Problems:
• a. In the essay on self-care through hair washing, when had the writer been reserving the pleasure of a thorough hair washing?
• b. Transcribe the passage of the hair-washing essay that begins with the words containing "Furthermore, one crucial" and ends with "my time here.".
• c. Go on with the essay about self-care through hair washing, starting right after its final sentence.

Now I am not the sterile definition of “clean.” Body odor doesn’t offend me, and I am a highly active individual. I bike everywhere, dance, do yoga, and jog if I’m feeling up to the task. I sweat a lot, and I’m not embarrassed or bothered by a little stink or hair grease. What I am talking about here is taking the time to sit with myself and love on myself. To show me the love I want and deserve. It is not for the approval of others or survival in this world, but rather for the joy it brings me, the pleasure I get to experience, and the longevity of my wellness.
My visit with Tricia awakened a curiosity to explore caring for myself. The self-care exploration began with taking the time to wash my hair. I used my nails to massage my scalp. I rinsed and repeated if necessary, and if I so desired. I rolled the ends of my hair between my palms. I conditioned and got between all the strands. I slowed down enough to discover what my body needs and wants in each moment, and then offer that to myself.
When I slowed down and paid attention to washing my hair, it offered an abundance of benefits and growth, including bringing me into my body and teaching me about myself. For one, it taught me presence. It’s quite easy to skim over what can appear to be a menial task, but when I paid attention, I got to feel the sensations and enjoy self-love. I learned what it felt like to massage each part of my scalp, all of the bumps and curves. I learned the texture of my hair. I discovered what it is my scalp enjoys, and what offers relief. I had been reserving the pleasure of a thorough hair washing for the bi-annual salon visit. While receiving the salon treatment is a delight, I learned that I could offer myself so much goodness in my bathroom. After learning about this avenue of care, it opened me to explore other roads, which has flooded my life with pleasure.
Furthermore, one crucial factor for my transitioning out of survival mode was the ability to feel sensations other than fear, panic, and worry. These new (to me) sensations, helped me to understand my body, which led to trust in myself and safety in my vessel. The better I know myself, the more likely I am to make informed decisions. Washing my hair was an approachable way to learn. It is incredible what a few quiet moments can teach us.
And even more, taking the time for self-love helped me to develop more confidence. When I give myself love for the sake of love, I walk into the world with my head higher, and I seek more quality. Self-love has helped me break rough relationship cycles because I showed myself the kind of love I want and deserve. Yes, through washing my hair (and then some)! The more confidence I grow, the more I explore life and savor my time here.

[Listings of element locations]

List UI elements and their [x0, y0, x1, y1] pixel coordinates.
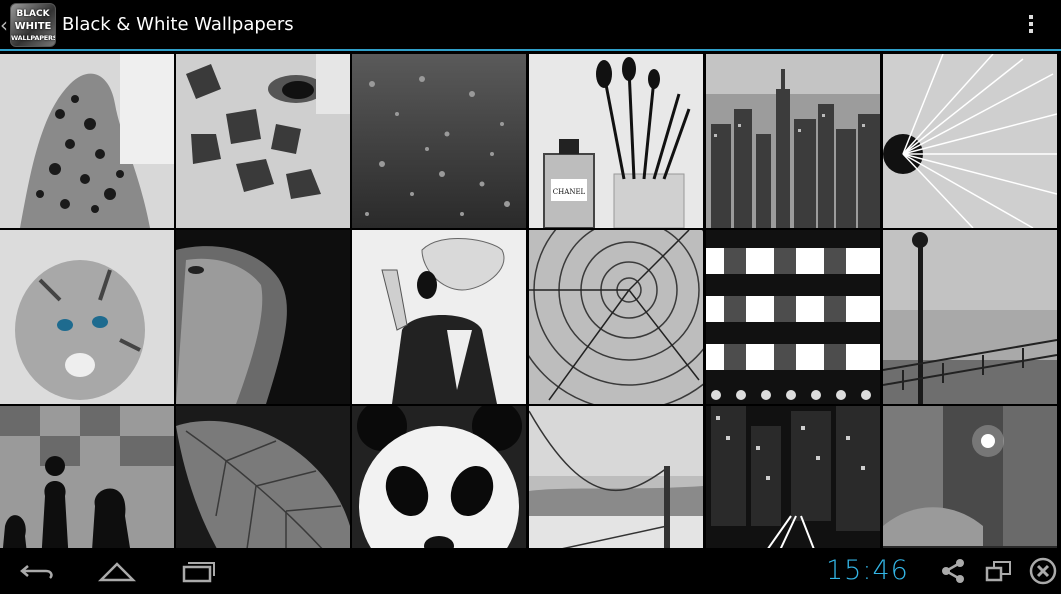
wallpaper-thumbnail-chess[interactable]: [0, 406, 174, 548]
wallpaper-thumbnail-leopard[interactable]: [0, 54, 174, 228]
home-icon[interactable]: [97, 556, 137, 586]
recent-apps-icon[interactable]: [178, 556, 218, 586]
wallpaper-thumbnail-panda[interactable]: [352, 406, 526, 548]
wallpaper-thumbnail-woman-illustration[interactable]: [352, 230, 526, 404]
wallpaper-thumbnail-rain-drops[interactable]: [352, 54, 526, 228]
wallpaper-grid: CHANEL: [0, 53, 1061, 548]
app-logo[interactable]: BLACK WHITE WALLPAPERS: [10, 3, 56, 47]
chevron-left-icon[interactable]: ‹: [0, 14, 9, 36]
app-title: Black & White Wallpapers: [62, 14, 294, 35]
overflow-menu-icon[interactable]: [1022, 12, 1040, 40]
screen-icon[interactable]: [984, 556, 1014, 586]
wallpaper-thumbnail-kitten[interactable]: [0, 230, 174, 404]
close-icon[interactable]: [1028, 556, 1058, 586]
back-arrow-icon[interactable]: [18, 556, 58, 586]
share-icon[interactable]: [940, 556, 968, 586]
wallpaper-thumbnail-city-night[interactable]: [706, 406, 880, 548]
wallpaper-thumbnail-bridge[interactable]: [529, 406, 703, 548]
logo-text-line2: WHITE: [14, 21, 52, 32]
wallpaper-thumbnail-leaf[interactable]: [176, 406, 350, 548]
wallpaper-thumbnail-lion[interactable]: [176, 230, 350, 404]
wallpaper-thumbnail-checkered-pattern[interactable]: [706, 230, 880, 404]
logo-text-line1: BLACK: [16, 9, 50, 19]
action-bar: ‹ BLACK WHITE WALLPAPERS Black & White W…: [0, 0, 1061, 51]
perfume-label: CHANEL: [553, 188, 586, 196]
wallpaper-thumbnail-lamp-post[interactable]: [883, 230, 1057, 404]
wallpaper-thumbnail-perfume[interactable]: CHANEL: [529, 54, 703, 228]
wallpaper-thumbnail-city-skyline[interactable]: [706, 54, 880, 228]
wallpaper-thumbnail-tree-rings[interactable]: [529, 230, 703, 404]
status-clock: 15:46: [826, 555, 909, 586]
wallpaper-thumbnail-canal-street[interactable]: [883, 406, 1057, 548]
logo-text-line3: WALLPAPERS: [11, 34, 56, 42]
wallpaper-thumbnail-dandelion[interactable]: [883, 54, 1057, 228]
wallpaper-thumbnail-giraffe[interactable]: [176, 54, 350, 228]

Outputs in order:
• a. For the bi-annual salon visit.

• b.
Furthermore, one crucial factor for my transitioning out of survival mode was the ability to feel sensations other than fear, panic, and worry. These new (to me) sensations, helped me to understand my body, which led to trust in myself and safety in my vessel. The better I know myself, the more likely I am to make informed decisions. Washing my hair was an approachable way to learn. It is incredible what a few quiet moments can teach us.
And even more, taking the time for self-love helped me to develop more confidence. When I give myself love for the sake of love, I walk into the world with my head higher, and I seek more quality. Self-love has helped me break rough relationship cycles because I showed myself the kind of love I want and deserve. Yes, through washing my hair (and then some)! The more confidence I grow, the more I explore life and savor my time here.

• c.
Caring for myself is not a perfected place of arrival, but a continuous check-in and evolution. Here I have a relationship with myself, which means I am always learning and sometimes failing to show up. There have been setbacks, and there will be more. Each instance of self-care offers data for all future moments. I can refer back to this gathered information as a resource to remind me what it feels like to be tender with myself.
Over time, this newfound attention to washing my hair inspired other self-love forms that I had not yet explored. I began to moisturize my face and body. I started taking the time to sit with myself and massage oils and lotions into my skin. I became attentive to my nails, keeping them clean. It inspired me to hydrate more, wash my face before bed, use face masks, wash between my toes. Eventually, it trickled into how I care for my living space. Much like my hair, I cared for my home when others would see it; however, eventually, I learned to keep a clean and organized home because it brings me joy and pleasure. We deserve pleasure!
Here’s the thing, for years, I created some illusion of cleanliness. I rinsed the top layer of grease from my hair. The self-love that I developed through my time alone in my bathroom as I care for my scalp has grown into a new level of confidence. I walk into the world with love to share, because love is exponential. I give it to myself, and it continues to reproduce. The equation seems simple, and maybe that’s because it is. Not all things are complicated. What ways can we all slow down to give ourselves some care and attention that we’ve always needed, wanted, and desired?